* Exercise prompt
Only the lines from the one containing "Output the text content of this document." through the end of the entries should be repeated, exactly as they appear, first and last included.

* Records shown

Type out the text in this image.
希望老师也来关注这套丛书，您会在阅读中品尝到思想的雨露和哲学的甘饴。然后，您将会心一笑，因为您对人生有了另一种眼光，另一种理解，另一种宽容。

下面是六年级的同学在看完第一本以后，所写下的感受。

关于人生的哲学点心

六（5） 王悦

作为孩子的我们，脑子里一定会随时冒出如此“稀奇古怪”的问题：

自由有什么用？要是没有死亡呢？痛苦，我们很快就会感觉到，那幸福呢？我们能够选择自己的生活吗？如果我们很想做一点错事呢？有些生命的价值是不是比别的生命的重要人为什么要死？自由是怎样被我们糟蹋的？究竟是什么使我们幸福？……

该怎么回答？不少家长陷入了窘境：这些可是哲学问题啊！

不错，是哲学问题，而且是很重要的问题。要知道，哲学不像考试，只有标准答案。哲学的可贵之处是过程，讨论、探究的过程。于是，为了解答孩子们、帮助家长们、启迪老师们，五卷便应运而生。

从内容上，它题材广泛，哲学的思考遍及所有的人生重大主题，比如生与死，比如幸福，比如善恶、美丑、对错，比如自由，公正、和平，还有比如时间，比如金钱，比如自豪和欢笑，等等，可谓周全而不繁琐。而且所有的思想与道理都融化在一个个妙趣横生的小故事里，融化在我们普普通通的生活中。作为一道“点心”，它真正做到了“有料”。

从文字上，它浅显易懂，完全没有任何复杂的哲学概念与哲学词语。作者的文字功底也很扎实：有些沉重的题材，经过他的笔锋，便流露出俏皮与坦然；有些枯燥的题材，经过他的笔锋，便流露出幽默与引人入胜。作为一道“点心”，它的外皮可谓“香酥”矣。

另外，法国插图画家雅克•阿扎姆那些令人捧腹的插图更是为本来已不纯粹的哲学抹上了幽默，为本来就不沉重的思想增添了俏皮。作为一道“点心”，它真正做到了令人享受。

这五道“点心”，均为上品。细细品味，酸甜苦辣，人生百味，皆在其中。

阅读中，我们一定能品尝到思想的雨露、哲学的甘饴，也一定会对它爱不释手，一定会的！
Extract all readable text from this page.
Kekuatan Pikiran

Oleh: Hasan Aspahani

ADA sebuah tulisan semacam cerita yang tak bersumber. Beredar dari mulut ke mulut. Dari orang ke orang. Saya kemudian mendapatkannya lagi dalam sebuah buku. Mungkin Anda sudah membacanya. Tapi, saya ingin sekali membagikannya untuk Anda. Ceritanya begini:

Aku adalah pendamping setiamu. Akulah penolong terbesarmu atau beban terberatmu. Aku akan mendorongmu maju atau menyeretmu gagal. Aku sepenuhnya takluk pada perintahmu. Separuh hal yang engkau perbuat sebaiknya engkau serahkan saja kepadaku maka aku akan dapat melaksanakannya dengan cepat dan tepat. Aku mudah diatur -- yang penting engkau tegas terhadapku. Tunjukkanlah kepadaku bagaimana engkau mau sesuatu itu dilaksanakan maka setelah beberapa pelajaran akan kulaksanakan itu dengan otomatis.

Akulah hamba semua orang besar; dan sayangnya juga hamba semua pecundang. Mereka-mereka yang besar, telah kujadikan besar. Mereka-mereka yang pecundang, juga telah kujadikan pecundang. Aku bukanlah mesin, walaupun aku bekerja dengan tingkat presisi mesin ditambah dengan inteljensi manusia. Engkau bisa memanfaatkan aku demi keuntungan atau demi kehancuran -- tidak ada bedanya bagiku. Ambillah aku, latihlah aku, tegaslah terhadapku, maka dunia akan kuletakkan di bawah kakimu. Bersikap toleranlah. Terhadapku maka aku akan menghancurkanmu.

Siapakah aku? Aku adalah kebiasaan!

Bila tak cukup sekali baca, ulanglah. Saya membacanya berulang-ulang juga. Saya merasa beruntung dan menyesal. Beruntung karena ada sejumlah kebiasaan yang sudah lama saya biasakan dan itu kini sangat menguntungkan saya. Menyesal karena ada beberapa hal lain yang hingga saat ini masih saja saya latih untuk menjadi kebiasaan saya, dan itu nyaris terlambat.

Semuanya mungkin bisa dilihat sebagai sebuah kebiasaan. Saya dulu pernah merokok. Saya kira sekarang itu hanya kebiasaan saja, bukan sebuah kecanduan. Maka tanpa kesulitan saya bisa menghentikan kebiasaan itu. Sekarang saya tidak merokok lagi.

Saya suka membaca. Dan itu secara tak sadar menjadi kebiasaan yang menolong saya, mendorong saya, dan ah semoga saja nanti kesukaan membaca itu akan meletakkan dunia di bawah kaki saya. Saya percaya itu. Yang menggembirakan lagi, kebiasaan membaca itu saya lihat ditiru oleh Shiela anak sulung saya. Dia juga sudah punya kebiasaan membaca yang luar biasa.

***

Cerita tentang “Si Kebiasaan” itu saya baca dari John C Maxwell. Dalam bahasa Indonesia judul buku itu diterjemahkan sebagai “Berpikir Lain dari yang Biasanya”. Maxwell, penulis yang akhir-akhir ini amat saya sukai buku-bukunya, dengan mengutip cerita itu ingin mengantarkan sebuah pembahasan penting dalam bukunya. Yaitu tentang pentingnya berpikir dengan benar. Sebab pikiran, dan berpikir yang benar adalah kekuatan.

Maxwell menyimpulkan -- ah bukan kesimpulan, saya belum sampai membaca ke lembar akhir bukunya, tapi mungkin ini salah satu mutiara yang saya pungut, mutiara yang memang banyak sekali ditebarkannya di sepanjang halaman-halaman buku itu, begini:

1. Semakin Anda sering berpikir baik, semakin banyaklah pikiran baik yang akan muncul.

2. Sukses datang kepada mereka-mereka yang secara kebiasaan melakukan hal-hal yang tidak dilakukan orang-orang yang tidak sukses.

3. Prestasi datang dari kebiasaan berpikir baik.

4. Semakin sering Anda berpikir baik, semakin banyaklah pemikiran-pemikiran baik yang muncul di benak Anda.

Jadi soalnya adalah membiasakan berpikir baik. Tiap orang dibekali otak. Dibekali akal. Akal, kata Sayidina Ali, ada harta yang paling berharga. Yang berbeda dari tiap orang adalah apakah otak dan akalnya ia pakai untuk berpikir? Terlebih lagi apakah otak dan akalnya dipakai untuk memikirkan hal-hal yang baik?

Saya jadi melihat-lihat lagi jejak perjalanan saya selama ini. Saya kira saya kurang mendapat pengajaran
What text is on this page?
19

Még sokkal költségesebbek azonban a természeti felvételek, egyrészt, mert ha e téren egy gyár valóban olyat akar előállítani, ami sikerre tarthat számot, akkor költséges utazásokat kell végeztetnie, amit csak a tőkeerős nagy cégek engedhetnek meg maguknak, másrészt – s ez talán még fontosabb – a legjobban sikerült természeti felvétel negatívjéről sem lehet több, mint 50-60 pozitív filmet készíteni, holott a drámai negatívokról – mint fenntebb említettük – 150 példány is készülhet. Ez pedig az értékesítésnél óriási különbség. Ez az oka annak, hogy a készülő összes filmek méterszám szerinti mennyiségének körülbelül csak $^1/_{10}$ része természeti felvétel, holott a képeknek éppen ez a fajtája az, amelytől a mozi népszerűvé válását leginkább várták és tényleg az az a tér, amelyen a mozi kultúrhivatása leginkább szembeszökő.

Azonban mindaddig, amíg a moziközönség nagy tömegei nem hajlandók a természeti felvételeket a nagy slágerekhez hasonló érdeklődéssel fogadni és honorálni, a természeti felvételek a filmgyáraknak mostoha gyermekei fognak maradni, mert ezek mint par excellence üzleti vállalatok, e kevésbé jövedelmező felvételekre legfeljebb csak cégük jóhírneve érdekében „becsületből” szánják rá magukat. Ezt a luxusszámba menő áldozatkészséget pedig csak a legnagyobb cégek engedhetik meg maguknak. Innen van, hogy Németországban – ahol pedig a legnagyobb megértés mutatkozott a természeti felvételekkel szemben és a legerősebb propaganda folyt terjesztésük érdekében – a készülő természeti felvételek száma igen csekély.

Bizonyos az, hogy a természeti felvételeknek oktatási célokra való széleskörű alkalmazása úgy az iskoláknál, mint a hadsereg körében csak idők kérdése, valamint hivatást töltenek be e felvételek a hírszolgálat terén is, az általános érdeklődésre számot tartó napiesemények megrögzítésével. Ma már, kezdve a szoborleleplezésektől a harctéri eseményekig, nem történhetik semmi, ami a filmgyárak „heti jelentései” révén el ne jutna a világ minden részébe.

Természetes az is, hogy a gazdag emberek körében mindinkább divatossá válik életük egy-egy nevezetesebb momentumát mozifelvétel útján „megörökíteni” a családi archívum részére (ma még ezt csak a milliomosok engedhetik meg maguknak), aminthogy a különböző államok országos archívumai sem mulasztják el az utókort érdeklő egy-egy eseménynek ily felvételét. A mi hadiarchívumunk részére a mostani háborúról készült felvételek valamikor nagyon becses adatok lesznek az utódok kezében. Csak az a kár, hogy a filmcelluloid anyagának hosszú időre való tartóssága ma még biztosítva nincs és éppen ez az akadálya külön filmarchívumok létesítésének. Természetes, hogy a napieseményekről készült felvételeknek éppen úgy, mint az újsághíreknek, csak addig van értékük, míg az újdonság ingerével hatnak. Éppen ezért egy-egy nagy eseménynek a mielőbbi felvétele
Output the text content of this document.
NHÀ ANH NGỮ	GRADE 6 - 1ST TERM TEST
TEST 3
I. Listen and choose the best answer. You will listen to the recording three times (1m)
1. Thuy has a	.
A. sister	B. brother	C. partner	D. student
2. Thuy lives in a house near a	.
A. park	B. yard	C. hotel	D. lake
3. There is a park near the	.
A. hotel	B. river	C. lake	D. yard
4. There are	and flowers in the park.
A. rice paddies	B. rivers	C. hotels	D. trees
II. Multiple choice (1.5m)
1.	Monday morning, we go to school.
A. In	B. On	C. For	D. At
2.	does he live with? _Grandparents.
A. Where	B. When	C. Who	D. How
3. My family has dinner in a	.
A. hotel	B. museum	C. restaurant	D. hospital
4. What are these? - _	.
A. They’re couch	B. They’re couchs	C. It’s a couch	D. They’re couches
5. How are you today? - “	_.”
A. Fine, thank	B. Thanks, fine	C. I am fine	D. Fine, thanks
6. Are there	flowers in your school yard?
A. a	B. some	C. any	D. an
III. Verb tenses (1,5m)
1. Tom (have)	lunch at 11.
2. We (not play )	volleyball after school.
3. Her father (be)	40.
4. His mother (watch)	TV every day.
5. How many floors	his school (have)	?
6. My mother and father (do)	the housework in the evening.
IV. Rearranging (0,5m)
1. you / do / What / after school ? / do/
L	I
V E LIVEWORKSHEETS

* Written response
Output the text content of this document.
NHÀ ANH NGỮ	GRADE 6 - 1ST TERM TEST
TEST 3
I. Listen and choose the best answer. You will listen to the recording three times (1m)
1. Thuy has a	.
A. sister	B. brother	C. partner	D. student
2. Thuy lives in a house near a	.
A. park	B. yard	C. hotel	D. lake
3. There is a park near the	.
A. hotel	B. river	C. lake	D. yard
4. There are	and flowers in the park.
A. rice paddies	B. rivers	C. hotels	D. trees
II. Multiple choice (1.5m)
1.	Monday morning, we go to school.
A. In	B. On	C. For	D. At
2.	does he live with? _Grandparents.
A. Where	B. When	C. Who	D. How
3. My family has dinner in a	.
A. hotel	B. museum	C. restaurant	D. hospital
4. What are these? - _	.
A. They’re couch	B. They’re couchs	C. It’s a couch	D. They’re couches
5. How are you today? - “	_.”
A. Fine, thank	B. Thanks, fine	C. I am fine	D. Fine, thanks
6. Are there	flowers in your school yard?
A. a	B. some	C. any	D. an
III. Verb tenses (1,5m)
1. Tom (have)	lunch at 11.
2. We (not play )	volleyball after school.
3. Her father (be)	40.
4. His mother (watch)	TV every day.
5. How many floors	his school (have)	?
6. My mother and father (do)	the housework in the evening.
IV. Rearranging (0,5m)
1. you / do / What / after school ? / do/
L	I
V E LIVEWORKSHEETS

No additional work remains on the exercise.